>> start Entries

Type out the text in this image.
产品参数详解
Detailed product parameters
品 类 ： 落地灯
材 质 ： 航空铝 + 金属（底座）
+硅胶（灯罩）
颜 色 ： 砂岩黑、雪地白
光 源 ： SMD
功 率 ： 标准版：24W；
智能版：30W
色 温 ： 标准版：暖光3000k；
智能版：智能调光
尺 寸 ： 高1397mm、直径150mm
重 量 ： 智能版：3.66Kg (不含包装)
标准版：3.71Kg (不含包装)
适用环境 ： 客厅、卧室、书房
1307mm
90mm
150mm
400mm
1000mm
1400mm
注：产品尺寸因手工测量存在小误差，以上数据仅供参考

>> end Entries

What is needed: Please reproduce each record precisely as written.

Output for this task:
Type out the text in this image.
产品参数详解
Detailed product parameters
品 类 ： 落地灯
材 质 ： 航空铝 + 金属（底座）
+硅胶（灯罩）
颜 色 ： 砂岩黑、雪地白
光 源 ： SMD
功 率 ： 标准版：24W；
智能版：30W
色 温 ： 标准版：暖光3000k；
智能版：智能调光
尺 寸 ： 高1397mm、直径150mm
重 量 ： 智能版：3.66Kg (不含包装)
标准版：3.71Kg (不含包装)
适用环境 ： 客厅、卧室、书房
1307mm
90mm
150mm
400mm
1000mm
1400mm
注：产品尺寸因手工测量存在小误差，以上数据仅供参考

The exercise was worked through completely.